» **LISTED ENTRIES**:
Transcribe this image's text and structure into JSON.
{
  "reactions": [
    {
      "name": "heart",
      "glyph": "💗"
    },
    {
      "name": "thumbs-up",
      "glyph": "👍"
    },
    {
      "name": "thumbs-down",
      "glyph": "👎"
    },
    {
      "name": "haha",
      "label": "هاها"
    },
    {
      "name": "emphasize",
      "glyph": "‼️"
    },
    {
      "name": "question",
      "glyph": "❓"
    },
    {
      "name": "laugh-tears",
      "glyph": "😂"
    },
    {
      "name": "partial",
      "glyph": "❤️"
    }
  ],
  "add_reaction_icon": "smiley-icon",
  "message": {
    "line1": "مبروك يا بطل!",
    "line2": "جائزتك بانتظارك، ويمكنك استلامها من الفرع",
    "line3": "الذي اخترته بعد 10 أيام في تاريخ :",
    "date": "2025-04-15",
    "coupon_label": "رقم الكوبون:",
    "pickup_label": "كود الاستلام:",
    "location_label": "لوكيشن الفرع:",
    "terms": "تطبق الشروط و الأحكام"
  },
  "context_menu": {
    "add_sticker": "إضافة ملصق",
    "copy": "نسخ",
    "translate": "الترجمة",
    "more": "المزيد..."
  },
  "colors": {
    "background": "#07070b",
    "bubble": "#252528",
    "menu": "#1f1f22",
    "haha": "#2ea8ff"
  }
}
* * *
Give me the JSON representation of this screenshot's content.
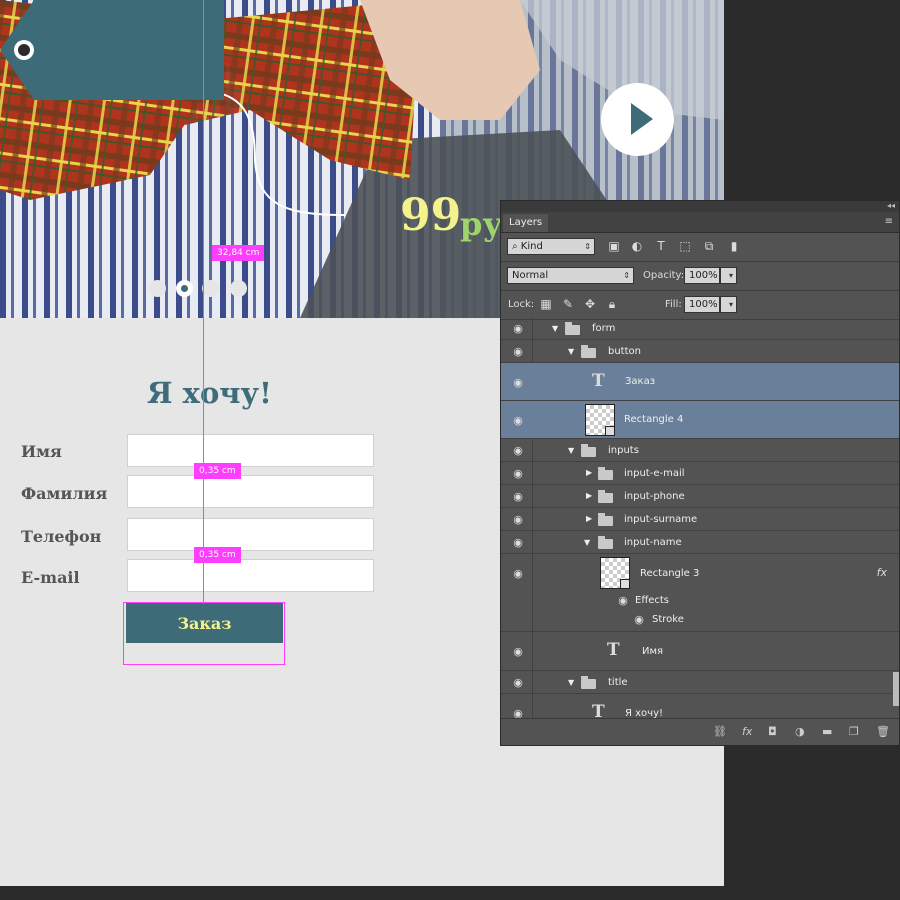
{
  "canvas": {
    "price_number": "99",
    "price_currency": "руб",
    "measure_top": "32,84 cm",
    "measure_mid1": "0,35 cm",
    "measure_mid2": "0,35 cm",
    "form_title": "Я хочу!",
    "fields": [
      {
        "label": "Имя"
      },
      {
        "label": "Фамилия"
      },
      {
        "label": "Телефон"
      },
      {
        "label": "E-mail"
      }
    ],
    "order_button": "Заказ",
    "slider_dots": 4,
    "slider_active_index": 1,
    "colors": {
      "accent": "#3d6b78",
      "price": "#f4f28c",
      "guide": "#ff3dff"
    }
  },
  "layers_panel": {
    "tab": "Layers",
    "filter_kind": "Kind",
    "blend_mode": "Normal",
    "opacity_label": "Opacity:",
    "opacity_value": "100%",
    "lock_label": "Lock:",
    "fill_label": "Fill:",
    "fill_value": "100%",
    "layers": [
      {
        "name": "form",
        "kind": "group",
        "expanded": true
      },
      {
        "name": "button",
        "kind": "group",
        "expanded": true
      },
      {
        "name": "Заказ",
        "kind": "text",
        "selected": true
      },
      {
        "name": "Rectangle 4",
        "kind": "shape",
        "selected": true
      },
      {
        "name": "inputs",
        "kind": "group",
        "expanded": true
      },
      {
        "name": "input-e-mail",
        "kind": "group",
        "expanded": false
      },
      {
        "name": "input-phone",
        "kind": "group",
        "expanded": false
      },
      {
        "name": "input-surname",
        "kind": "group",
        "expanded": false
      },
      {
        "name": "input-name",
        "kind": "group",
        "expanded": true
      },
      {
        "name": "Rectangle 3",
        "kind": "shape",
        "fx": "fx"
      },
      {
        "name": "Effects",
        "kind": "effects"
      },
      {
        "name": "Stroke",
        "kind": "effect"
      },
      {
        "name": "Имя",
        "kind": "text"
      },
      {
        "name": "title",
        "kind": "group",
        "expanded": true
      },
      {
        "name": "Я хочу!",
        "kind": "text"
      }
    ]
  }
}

» **PROBLEM DETAILS**: Set out every line from the material that contains the string "الفرع".

» **EXERCISE ANSWER**:
    "line2": "جائزتك بانتظارك، ويمكنك استلامها من الفرع",
    "location_label": "لوكيشن الفرع:",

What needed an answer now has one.